- YOUR GOAL -
Only the number is wanted: how many lines hold the word "הלבן"?

- RECORDS SUPPLIED -
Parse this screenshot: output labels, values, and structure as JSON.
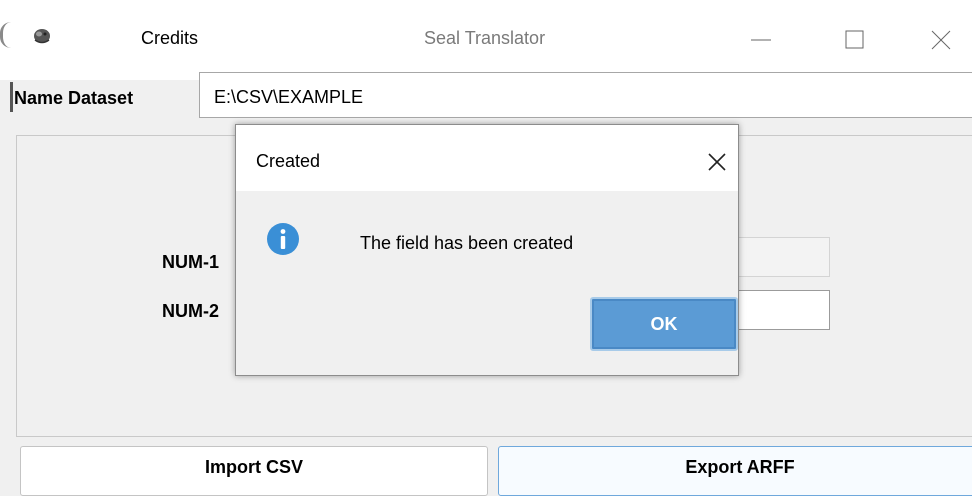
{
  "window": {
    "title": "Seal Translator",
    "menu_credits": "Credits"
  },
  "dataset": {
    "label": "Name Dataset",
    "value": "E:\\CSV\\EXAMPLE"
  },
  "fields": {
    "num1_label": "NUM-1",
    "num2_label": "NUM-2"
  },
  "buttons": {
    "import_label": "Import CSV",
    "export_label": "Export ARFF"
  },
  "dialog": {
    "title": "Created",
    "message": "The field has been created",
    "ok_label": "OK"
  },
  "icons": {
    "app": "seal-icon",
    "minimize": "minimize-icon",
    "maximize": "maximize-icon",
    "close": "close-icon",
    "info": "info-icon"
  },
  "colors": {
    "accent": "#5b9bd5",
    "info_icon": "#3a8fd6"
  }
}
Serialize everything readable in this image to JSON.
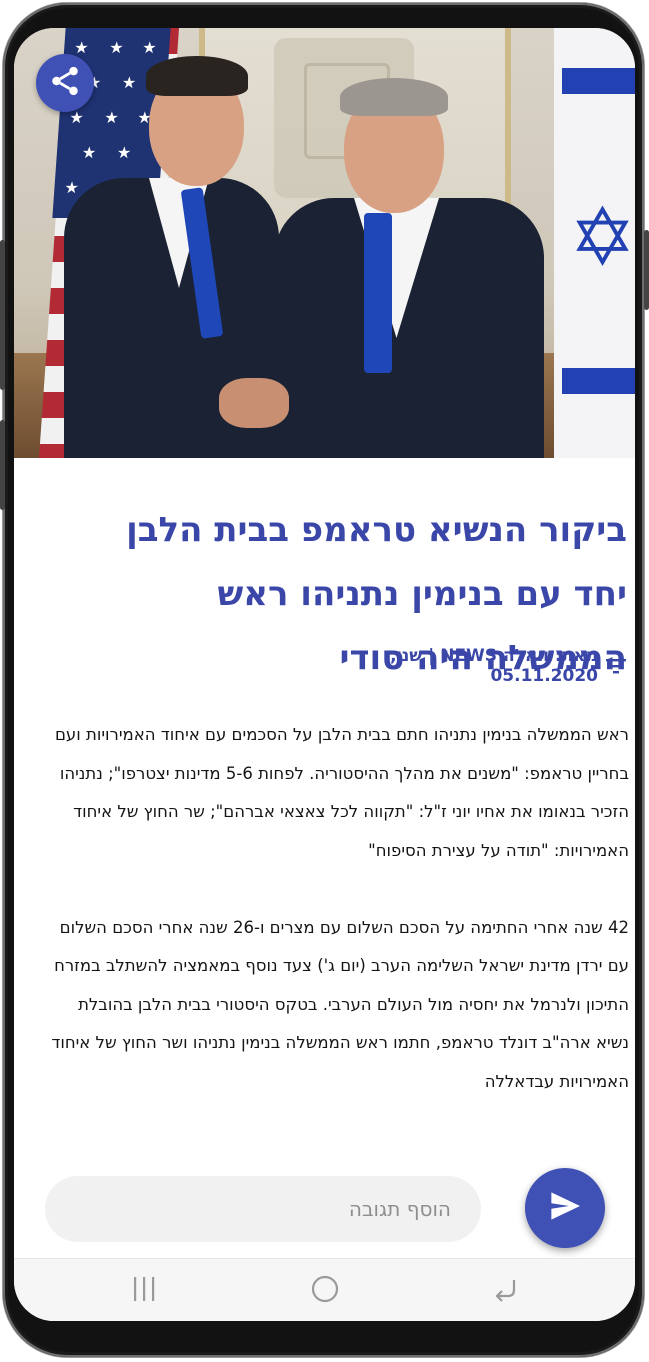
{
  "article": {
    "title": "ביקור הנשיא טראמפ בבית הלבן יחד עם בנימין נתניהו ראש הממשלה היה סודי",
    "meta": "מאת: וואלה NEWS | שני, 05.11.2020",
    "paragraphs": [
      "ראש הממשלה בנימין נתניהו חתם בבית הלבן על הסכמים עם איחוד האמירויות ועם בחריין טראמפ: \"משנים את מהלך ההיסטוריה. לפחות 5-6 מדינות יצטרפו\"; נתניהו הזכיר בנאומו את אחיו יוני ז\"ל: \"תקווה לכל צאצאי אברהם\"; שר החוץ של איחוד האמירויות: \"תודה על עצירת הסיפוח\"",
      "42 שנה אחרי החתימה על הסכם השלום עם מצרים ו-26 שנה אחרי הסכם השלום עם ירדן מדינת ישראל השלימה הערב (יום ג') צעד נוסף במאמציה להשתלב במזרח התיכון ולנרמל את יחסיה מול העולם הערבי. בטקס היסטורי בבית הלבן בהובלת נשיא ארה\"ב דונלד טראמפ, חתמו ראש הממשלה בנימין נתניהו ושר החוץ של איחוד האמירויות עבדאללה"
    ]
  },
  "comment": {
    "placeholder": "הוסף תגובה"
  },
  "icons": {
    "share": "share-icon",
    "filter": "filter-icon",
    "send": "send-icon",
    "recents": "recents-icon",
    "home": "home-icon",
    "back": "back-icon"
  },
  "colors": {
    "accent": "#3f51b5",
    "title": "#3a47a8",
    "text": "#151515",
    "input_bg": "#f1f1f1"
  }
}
* * *
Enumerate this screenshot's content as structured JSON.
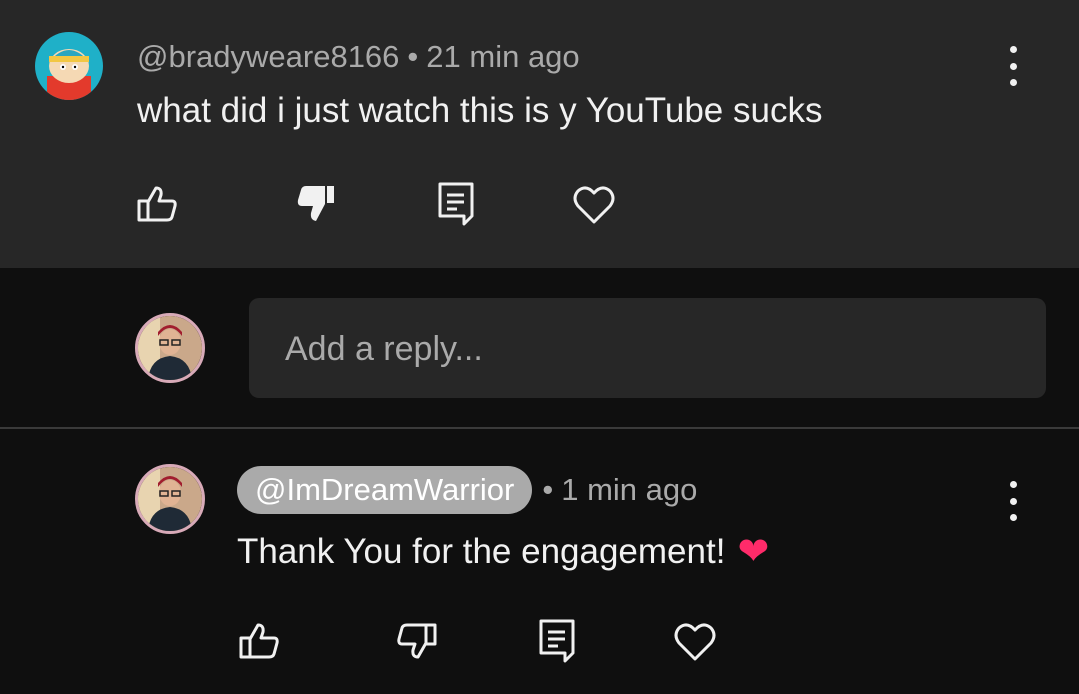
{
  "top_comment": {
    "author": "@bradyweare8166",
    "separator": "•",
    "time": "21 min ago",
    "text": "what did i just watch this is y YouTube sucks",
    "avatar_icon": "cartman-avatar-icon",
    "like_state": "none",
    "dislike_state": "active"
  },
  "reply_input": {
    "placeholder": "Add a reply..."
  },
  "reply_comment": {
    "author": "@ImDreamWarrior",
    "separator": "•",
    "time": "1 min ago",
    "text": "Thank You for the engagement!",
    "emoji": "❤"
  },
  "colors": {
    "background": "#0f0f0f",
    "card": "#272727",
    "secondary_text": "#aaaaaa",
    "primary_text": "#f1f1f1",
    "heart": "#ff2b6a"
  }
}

- EXERCISE ANSWER -
3